### Exercise brief
Everything in the listing should be restated word for word.

Dataset items:
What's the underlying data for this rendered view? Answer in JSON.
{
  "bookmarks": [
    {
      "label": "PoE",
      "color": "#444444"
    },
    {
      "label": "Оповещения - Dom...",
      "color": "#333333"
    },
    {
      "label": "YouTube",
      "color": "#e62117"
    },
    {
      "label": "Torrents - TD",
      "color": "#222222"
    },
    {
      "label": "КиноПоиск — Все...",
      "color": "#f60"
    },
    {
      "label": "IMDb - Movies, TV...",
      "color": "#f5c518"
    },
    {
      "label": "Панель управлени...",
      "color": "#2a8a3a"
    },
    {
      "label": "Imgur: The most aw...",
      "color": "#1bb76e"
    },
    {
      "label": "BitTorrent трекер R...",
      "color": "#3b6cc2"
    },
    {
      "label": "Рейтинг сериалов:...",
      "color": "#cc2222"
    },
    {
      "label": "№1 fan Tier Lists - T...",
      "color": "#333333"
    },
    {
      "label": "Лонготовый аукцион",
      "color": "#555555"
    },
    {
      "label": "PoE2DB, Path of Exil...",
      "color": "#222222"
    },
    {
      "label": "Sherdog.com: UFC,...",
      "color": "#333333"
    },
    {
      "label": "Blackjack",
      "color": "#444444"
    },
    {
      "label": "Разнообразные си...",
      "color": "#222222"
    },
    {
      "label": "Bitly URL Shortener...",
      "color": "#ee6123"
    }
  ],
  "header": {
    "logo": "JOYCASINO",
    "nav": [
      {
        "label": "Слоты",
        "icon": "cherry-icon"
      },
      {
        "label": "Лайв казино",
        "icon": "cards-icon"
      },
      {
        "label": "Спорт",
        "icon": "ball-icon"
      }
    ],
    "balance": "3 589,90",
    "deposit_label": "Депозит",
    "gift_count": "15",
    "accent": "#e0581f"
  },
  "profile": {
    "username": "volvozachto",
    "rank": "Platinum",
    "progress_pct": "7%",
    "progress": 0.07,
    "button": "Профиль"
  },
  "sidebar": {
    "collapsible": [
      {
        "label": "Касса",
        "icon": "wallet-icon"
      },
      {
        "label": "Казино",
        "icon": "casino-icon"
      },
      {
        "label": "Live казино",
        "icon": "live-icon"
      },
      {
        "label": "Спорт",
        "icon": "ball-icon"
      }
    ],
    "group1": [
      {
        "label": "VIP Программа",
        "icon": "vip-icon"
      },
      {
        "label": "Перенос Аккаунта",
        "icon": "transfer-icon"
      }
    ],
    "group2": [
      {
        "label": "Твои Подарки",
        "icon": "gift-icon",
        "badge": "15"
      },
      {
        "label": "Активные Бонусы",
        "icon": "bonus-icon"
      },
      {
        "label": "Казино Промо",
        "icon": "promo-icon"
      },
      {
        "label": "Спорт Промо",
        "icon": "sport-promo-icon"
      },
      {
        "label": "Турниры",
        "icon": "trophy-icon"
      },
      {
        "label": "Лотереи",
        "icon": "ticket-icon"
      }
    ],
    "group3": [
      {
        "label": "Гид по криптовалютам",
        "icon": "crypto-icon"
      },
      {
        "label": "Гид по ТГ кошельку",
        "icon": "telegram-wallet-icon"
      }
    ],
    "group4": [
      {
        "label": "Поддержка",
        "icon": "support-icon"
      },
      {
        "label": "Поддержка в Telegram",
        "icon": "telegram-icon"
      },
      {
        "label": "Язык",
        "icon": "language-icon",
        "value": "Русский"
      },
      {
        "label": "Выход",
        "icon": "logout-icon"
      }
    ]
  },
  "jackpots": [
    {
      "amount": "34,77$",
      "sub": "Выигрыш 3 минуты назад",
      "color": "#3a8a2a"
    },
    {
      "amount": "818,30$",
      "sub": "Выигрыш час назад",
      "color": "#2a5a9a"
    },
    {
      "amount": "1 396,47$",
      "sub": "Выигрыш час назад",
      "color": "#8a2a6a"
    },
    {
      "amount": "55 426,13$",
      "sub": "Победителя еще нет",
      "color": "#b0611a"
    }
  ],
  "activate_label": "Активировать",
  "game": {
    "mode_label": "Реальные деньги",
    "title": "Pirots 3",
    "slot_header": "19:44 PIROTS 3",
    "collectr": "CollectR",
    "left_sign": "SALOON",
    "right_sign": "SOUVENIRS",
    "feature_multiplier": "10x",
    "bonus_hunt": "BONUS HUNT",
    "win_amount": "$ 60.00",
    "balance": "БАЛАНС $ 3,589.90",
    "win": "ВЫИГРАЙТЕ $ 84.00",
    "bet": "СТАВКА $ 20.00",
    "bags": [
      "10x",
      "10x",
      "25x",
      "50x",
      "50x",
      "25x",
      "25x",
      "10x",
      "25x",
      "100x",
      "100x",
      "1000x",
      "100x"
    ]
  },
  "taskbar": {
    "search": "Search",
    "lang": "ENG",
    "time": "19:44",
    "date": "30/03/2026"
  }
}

### Correct output
What's the underlying data for this rendered view? Answer in JSON.
{
  "bookmarks": [
    {
      "label": "PoE",
      "color": "#444444"
    },
    {
      "label": "Оповещения - Dom...",
      "color": "#333333"
    },
    {
      "label": "YouTube",
      "color": "#e62117"
    },
    {
      "label": "Torrents - TD",
      "color": "#222222"
    },
    {
      "label": "КиноПоиск — Все...",
      "color": "#f60"
    },
    {
      "label": "IMDb - Movies, TV...",
      "color": "#f5c518"
    },
    {
      "label": "Панель управлени...",
      "color": "#2a8a3a"
    },
    {
      "label": "Imgur: The most aw...",
      "color": "#1bb76e"
    },
    {
      "label": "BitTorrent трекер R...",
      "color": "#3b6cc2"
    },
    {
      "label": "Рейтинг сериалов:...",
      "color": "#cc2222"
    },
    {
      "label": "№1 fan Tier Lists - T...",
      "color": "#333333"
    },
    {
      "label": "Лонготовый аукцион",
      "color": "#555555"
    },
    {
      "label": "PoE2DB, Path of Exil...",
      "color": "#222222"
    },
    {
      "label": "Sherdog.com: UFC,...",
      "color": "#333333"
    },
    {
      "label": "Blackjack",
      "color": "#444444"
    },
    {
      "label": "Разнообразные си...",
      "color": "#222222"
    },
    {
      "label": "Bitly URL Shortener...",
      "color": "#ee6123"
    }
  ],
  "header": {
    "logo": "JOYCASINO",
    "nav": [
      {
        "label": "Слоты",
        "icon": "cherry-icon"
      },
      {
        "label": "Лайв казино",
        "icon": "cards-icon"
      },
      {
        "label": "Спорт",
        "icon": "ball-icon"
      }
    ],
    "balance": "3 589,90",
    "deposit_label": "Депозит",
    "gift_count": "15",
    "accent": "#e0581f"
  },
  "profile": {
    "username": "volvozachto",
    "rank": "Platinum",
    "progress_pct": "7%",
    "progress": 0.07,
    "button": "Профиль"
  },
  "sidebar": {
    "collapsible": [
      {
        "label": "Касса",
        "icon": "wallet-icon"
      },
      {
        "label": "Казино",
        "icon": "casino-icon"
      },
      {
        "label": "Live казино",
        "icon": "live-icon"
      },
      {
        "label": "Спорт",
        "icon": "ball-icon"
      }
    ],
    "group1": [
      {
        "label": "VIP Программа",
        "icon": "vip-icon"
      },
      {
        "label": "Перенос Аккаунта",
        "icon": "transfer-icon"
      }
    ],
    "group2": [
      {
        "label": "Твои Подарки",
        "icon": "gift-icon",
        "badge": "15"
      },
      {
        "label": "Активные Бонусы",
        "icon": "bonus-icon"
      },
      {
        "label": "Казино Промо",
        "icon": "promo-icon"
      },
      {
        "label": "Спорт Промо",
        "icon": "sport-promo-icon"
      },
      {
        "label": "Турниры",
        "icon": "trophy-icon"
      },
      {
        "label": "Лотереи",
        "icon": "ticket-icon"
      }
    ],
    "group3": [
      {
        "label": "Гид по криптовалютам",
        "icon": "crypto-icon"
      },
      {
        "label": "Гид по ТГ кошельку",
        "icon": "telegram-wallet-icon"
      }
    ],
    "group4": [
      {
        "label": "Поддержка",
        "icon": "support-icon"
      },
      {
        "label": "Поддержка в Telegram",
        "icon": "telegram-icon"
      },
      {
        "label": "Язык",
        "icon": "language-icon",
        "value": "Русский"
      },
      {
        "label": "Выход",
        "icon": "logout-icon"
      }
    ]
  },
  "jackpots": [
    {
      "amount": "34,77$",
      "sub": "Выигрыш 3 минуты назад",
      "color": "#3a8a2a"
    },
    {
      "amount": "818,30$",
      "sub": "Выигрыш час назад",
      "color": "#2a5a9a"
    },
    {
      "amount": "1 396,47$",
      "sub": "Выигрыш час назад",
      "color": "#8a2a6a"
    },
    {
      "amount": "55 426,13$",
      "sub": "Победителя еще нет",
      "color": "#b0611a"
    }
  ],
  "activate_label": "Активировать",
  "game": {
    "mode_label": "Реальные деньги",
    "title": "Pirots 3",
    "slot_header": "19:44 PIROTS 3",
    "collectr": "CollectR",
    "left_sign": "SALOON",
    "right_sign": "SOUVENIRS",
    "feature_multiplier": "10x",
    "bonus_hunt": "BONUS HUNT",
    "win_amount": "$ 60.00",
    "balance": "БАЛАНС $ 3,589.90",
    "win": "ВЫИГРАЙТЕ $ 84.00",
    "bet": "СТАВКА $ 20.00",
    "bags": [
      "10x",
      "10x",
      "25x",
      "50x",
      "50x",
      "25x",
      "25x",
      "10x",
      "25x",
      "100x",
      "100x",
      "1000x",
      "100x"
    ]
  },
  "taskbar": {
    "search": "Search",
    "lang": "ENG",
    "time": "19:44",
    "date": "30/03/2026"
  }
}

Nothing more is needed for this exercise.